- _EXERCISE MATERIAL_:
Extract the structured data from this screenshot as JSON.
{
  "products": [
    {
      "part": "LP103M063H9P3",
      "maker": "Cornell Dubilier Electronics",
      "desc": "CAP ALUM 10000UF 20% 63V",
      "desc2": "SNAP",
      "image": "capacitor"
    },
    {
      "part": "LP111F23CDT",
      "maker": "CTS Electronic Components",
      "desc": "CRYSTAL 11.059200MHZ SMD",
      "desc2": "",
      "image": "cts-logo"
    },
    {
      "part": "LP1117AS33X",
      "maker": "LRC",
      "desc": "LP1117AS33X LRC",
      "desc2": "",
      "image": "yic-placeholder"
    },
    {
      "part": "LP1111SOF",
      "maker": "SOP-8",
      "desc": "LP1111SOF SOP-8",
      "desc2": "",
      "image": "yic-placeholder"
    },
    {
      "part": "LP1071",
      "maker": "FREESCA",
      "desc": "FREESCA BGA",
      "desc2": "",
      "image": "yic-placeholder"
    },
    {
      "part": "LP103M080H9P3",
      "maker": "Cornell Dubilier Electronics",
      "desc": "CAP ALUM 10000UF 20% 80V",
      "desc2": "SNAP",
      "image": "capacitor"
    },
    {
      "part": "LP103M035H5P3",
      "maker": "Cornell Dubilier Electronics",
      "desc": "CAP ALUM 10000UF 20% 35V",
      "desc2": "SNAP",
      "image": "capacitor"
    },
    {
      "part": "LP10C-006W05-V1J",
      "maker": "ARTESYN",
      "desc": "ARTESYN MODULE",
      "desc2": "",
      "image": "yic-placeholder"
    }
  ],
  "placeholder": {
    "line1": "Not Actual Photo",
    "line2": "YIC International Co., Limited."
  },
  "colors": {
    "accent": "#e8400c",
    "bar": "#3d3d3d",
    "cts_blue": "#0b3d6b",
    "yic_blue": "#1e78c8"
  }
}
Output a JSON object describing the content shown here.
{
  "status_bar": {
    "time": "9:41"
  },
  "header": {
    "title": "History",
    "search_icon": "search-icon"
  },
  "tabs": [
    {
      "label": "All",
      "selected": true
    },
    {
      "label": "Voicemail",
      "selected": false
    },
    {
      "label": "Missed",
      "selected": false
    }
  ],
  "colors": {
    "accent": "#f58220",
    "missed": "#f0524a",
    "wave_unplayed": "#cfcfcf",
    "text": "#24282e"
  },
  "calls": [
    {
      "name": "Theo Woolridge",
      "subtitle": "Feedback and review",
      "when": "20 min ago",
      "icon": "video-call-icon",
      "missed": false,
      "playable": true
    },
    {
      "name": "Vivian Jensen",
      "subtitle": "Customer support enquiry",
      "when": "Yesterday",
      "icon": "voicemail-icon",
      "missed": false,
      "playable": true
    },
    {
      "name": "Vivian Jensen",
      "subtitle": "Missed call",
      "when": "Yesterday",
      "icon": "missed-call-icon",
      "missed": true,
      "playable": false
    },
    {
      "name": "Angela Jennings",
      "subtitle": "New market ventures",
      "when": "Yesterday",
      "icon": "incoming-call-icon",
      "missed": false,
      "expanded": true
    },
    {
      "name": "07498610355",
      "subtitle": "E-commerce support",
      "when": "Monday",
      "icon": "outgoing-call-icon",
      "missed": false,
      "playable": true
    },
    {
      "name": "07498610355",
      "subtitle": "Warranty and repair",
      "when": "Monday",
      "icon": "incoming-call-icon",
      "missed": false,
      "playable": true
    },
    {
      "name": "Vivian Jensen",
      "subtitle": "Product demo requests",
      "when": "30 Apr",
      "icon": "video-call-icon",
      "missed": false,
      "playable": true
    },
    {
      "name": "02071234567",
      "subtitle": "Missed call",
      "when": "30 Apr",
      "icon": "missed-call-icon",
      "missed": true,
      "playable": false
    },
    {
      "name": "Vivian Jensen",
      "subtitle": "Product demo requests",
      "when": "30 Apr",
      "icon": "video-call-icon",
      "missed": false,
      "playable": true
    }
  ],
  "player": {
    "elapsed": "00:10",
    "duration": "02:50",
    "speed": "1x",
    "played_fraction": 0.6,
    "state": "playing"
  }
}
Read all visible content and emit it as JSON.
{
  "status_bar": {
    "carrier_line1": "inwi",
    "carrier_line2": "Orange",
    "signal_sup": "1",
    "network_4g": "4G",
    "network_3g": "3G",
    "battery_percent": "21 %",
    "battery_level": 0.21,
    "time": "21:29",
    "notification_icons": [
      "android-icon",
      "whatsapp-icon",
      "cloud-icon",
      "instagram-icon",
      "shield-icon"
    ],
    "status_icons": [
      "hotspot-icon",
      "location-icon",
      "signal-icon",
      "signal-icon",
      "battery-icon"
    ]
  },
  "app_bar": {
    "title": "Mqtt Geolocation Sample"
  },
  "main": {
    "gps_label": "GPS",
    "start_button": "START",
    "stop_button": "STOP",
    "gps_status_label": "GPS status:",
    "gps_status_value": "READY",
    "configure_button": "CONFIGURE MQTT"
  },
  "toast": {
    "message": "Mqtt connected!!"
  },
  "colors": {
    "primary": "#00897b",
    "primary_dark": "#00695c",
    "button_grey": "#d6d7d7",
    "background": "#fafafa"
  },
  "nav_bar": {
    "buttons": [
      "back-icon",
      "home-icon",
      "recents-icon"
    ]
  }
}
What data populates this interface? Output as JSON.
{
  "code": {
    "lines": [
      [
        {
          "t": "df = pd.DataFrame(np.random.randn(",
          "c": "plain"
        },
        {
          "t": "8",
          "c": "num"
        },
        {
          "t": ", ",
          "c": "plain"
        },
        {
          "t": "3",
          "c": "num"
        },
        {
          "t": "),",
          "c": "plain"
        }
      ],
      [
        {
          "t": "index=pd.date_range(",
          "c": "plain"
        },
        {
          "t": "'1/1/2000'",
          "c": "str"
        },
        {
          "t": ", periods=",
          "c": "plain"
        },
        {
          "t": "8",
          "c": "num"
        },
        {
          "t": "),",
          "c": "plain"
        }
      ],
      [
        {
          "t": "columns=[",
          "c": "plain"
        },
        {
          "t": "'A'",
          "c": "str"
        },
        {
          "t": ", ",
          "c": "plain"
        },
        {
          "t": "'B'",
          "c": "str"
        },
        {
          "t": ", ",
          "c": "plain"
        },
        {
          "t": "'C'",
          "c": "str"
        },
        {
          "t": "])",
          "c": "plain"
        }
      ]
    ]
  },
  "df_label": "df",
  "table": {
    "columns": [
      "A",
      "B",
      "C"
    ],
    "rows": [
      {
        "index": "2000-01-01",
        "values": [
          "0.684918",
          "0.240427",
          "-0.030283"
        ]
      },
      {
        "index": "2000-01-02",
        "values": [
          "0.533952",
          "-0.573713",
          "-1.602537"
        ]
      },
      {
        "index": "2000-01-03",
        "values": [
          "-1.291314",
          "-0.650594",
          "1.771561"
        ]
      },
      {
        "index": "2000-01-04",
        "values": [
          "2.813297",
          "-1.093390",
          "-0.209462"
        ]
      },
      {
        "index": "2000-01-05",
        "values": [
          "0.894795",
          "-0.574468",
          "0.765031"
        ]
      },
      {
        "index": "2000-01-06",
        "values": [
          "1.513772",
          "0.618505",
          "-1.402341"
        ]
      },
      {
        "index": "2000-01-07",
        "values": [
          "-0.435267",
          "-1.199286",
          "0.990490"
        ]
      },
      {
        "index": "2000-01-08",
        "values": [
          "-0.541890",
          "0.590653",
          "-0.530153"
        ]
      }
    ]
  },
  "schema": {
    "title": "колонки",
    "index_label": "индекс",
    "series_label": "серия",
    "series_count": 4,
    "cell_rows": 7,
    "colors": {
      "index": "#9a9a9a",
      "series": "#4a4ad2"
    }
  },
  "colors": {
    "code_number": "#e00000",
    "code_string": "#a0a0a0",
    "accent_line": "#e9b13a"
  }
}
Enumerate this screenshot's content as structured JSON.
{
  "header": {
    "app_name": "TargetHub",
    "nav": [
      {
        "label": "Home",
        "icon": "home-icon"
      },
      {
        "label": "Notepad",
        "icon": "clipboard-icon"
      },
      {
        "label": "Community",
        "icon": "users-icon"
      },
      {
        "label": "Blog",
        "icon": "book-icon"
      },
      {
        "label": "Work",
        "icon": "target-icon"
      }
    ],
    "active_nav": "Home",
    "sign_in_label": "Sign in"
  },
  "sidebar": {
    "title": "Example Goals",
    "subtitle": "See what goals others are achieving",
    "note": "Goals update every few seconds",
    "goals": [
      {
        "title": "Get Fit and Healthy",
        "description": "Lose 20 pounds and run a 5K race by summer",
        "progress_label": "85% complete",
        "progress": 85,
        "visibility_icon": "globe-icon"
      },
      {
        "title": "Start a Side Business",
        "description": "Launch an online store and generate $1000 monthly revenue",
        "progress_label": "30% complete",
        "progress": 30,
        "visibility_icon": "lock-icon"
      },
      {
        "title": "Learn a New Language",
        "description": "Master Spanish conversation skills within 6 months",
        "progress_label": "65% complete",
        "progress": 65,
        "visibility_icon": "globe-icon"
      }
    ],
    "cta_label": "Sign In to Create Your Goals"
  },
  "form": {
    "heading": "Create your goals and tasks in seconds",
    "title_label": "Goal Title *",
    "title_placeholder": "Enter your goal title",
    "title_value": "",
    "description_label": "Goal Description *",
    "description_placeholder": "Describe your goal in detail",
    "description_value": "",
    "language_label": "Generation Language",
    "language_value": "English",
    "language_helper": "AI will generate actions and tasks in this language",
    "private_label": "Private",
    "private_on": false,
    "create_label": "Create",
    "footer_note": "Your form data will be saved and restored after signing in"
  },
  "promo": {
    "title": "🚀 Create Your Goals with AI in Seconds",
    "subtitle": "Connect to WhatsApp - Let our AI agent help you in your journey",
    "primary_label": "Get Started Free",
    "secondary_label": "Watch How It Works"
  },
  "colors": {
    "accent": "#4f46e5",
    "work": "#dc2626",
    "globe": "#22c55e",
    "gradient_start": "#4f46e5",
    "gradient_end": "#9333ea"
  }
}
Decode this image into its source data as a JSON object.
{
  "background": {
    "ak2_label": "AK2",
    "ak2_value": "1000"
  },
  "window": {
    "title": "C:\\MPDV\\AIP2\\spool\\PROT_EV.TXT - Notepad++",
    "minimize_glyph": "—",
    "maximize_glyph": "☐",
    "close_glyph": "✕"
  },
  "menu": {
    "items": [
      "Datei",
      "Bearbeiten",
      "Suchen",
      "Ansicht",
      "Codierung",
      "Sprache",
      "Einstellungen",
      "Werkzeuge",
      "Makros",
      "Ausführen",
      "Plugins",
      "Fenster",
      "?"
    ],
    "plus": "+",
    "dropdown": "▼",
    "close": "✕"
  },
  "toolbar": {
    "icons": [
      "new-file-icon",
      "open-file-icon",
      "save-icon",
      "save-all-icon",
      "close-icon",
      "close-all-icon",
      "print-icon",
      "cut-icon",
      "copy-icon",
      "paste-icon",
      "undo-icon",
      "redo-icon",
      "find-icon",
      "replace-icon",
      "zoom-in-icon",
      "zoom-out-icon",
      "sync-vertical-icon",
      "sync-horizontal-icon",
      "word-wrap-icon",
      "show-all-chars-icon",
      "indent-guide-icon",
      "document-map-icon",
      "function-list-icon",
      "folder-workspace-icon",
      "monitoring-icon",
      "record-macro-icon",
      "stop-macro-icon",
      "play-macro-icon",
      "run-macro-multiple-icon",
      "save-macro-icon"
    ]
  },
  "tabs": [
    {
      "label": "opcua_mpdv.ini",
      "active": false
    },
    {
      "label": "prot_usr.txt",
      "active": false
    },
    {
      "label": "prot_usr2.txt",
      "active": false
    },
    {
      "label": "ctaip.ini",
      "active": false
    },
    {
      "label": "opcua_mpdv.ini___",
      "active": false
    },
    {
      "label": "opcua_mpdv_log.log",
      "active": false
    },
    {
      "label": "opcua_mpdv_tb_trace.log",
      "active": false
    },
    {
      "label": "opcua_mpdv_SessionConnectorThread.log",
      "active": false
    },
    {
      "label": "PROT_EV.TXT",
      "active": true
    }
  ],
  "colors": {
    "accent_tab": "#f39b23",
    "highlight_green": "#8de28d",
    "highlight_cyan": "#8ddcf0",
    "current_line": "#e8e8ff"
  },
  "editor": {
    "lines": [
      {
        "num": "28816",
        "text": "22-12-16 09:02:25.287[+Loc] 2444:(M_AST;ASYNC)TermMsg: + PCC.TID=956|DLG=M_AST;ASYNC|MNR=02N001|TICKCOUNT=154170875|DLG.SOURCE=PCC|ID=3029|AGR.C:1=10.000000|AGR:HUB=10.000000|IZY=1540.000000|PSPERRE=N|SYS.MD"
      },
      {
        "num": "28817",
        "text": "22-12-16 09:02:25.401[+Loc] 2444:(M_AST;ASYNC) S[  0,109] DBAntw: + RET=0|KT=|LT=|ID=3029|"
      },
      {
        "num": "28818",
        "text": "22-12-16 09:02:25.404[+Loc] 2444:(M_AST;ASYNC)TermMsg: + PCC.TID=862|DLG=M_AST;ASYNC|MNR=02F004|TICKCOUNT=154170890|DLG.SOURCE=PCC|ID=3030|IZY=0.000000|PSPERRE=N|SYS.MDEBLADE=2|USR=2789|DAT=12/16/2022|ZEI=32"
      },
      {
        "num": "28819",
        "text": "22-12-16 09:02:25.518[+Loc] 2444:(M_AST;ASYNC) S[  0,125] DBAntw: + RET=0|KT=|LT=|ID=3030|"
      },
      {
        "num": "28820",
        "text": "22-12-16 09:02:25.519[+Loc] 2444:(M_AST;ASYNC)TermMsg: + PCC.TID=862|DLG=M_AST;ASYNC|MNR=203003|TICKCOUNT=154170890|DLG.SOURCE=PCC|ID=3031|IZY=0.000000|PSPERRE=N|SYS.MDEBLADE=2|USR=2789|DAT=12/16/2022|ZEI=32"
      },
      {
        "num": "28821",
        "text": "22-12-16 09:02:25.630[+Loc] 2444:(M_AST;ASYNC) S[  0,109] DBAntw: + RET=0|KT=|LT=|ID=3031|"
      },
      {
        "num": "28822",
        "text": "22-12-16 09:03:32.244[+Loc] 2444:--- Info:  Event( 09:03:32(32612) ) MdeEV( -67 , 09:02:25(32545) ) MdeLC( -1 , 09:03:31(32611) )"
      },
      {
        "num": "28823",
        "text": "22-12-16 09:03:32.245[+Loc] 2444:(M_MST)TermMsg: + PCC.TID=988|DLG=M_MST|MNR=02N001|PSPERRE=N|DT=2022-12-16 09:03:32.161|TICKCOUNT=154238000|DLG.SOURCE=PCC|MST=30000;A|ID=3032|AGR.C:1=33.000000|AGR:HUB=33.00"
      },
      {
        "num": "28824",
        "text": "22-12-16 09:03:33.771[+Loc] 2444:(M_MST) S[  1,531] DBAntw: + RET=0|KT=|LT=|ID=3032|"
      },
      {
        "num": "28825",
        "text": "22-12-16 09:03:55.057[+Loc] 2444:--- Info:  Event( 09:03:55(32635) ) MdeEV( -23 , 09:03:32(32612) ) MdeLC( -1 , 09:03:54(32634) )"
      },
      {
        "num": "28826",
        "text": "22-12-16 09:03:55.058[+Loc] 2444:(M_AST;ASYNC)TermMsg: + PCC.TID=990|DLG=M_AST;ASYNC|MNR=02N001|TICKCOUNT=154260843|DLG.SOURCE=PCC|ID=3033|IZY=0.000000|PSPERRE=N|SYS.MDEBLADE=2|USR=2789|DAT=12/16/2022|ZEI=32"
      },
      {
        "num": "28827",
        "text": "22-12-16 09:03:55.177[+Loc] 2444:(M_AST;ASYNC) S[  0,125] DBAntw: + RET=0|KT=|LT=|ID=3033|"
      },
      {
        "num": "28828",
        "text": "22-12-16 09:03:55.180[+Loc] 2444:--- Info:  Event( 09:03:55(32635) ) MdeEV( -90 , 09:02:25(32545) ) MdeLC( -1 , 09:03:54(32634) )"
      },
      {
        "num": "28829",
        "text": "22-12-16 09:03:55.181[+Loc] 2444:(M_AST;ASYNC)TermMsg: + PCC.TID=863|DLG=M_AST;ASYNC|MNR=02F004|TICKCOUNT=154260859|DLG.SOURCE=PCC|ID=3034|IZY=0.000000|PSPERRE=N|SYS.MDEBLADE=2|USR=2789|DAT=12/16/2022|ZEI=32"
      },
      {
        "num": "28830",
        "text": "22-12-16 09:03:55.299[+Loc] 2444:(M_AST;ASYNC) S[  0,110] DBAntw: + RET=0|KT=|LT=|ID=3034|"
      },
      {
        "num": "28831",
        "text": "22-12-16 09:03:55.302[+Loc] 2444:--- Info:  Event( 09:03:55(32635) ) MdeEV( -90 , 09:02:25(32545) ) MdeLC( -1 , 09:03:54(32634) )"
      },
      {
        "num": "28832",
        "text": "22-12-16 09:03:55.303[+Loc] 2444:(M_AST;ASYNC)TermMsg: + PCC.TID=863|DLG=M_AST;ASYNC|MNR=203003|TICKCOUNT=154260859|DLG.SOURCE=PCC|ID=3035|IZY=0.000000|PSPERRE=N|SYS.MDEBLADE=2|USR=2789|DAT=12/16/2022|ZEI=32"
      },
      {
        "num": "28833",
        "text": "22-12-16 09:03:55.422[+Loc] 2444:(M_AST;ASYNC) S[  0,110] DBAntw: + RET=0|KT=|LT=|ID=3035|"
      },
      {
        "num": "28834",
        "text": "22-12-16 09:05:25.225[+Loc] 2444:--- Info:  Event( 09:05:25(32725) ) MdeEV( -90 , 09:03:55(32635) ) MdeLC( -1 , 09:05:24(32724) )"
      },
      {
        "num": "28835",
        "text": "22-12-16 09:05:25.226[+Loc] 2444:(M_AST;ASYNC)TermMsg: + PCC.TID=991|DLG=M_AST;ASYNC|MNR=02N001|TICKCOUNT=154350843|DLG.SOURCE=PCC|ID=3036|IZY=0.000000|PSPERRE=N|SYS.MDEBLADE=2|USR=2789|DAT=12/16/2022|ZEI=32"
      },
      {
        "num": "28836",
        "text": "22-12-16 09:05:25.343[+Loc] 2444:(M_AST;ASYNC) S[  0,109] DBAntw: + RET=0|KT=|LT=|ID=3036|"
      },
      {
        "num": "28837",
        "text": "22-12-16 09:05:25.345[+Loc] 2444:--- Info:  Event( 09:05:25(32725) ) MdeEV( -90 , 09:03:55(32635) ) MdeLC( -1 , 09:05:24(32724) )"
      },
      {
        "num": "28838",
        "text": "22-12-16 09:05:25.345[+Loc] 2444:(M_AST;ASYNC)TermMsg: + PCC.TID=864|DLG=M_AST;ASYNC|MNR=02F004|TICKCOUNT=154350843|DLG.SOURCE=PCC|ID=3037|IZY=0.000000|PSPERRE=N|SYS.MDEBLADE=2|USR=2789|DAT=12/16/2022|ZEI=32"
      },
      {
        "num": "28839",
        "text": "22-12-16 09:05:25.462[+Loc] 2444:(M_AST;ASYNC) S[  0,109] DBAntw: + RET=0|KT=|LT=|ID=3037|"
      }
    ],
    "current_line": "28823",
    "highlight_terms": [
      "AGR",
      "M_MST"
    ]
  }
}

- _DO THIS_: Keep only the lines that hold the string "generate", and copy them out.

- _SOLUTION TO THIS EXERCISE_:
        "description": "Launch an online store and generate $1000 monthly revenue",
    "language_helper": "AI will generate actions and tasks in this language",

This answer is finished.